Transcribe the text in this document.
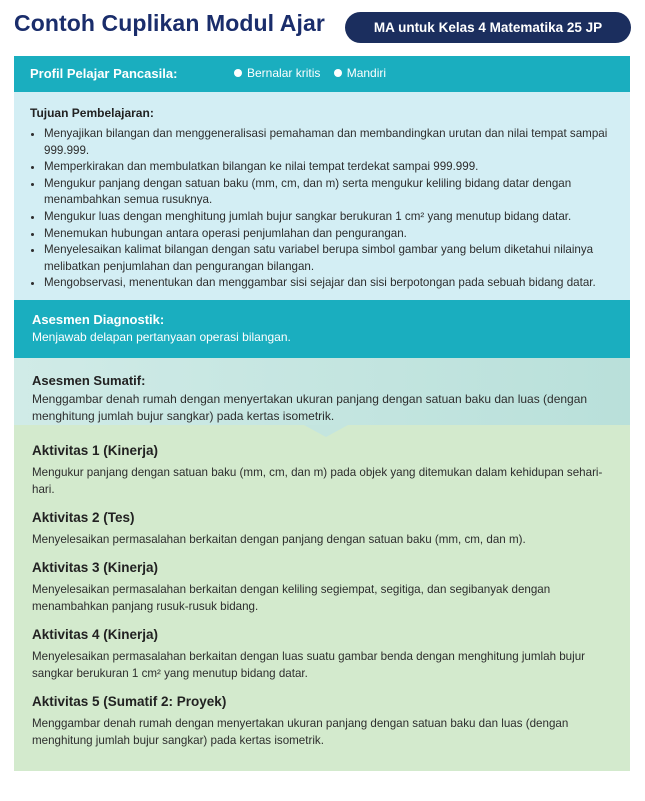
Contoh Cuplikan Modul Ajar	MA untuk Kelas 4 Matematika 25 JP
Profil Pelajar Pancasila:	Bernalar kritis Mandiri
Tujuan Pembelajaran:
• Menyajikan bilangan dan menggeneralisasi pemahaman dan membandingkan urutan dan nilai tempat sampai 999.999.
• Memperkirakan dan membulatkan bilangan ke nilai tempat terdekat sampai 999.999.
• Mengukur panjang dengan satuan baku (mm, cm, dan m) serta mengukur keliling bidang datar dengan menambahkan semua rusuknya.
• Mengukur luas dengan menghitung jumlah bujur sangkar berukuran 1 cm² yang menutup bidang datar.
• Menemukan hubungan antara operasi penjumlahan dan pengurangan.
• Menyelesaikan kalimat bilangan dengan satu variabel berupa simbol gambar yang belum diketahui nilainya melibatkan penjumlahan dan pengurangan bilangan.
• Mengobservasi, menentukan dan menggambar sisi sejajar dan sisi berpotongan pada sebuah bidang datar.
Asesmen Diagnostik:

Menjawab delapan pertanyaan operasi bilangan.

Asesmen Sumatif:

Menggambar denah rumah dengan menyertakan ukuran panjang dengan satuan baku dan luas (dengan menghitung jumlah bujur sangkar) pada kertas isometrik.

Aktivitas 1 (Kinerja)

Mengukur panjang dengan satuan baku (mm, cm, dan m) pada objek yang ditemukan dalam kehidupan sehari-hari.

Aktivitas 2 (Tes)

Menyelesaikan permasalahan berkaitan dengan panjang dengan satuan baku (mm, cm, dan m).

Aktivitas 3 (Kinerja)

Menyelesaikan permasalahan berkaitan dengan keliling segiempat, segitiga, dan segibanyak dengan menambahkan panjang rusuk-rusuk bidang.

Aktivitas 4 (Kinerja)

Menyelesaikan permasalahan berkaitan dengan luas suatu gambar benda dengan menghitung jumlah bujur sangkar berukuran 1 cm² yang menutup bidang datar.

Aktivitas 5 (Sumatif 2: Proyek)

Menggambar denah rumah dengan menyertakan ukuran panjang dengan satuan baku dan luas (dengan menghitung jumlah bujur sangkar) pada kertas isometrik.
^^^^^^^^
* _The problem_:
Each line containing "bujur" counts once; state the total number of such lines and nothing else.

* _Response to the exercise_:
4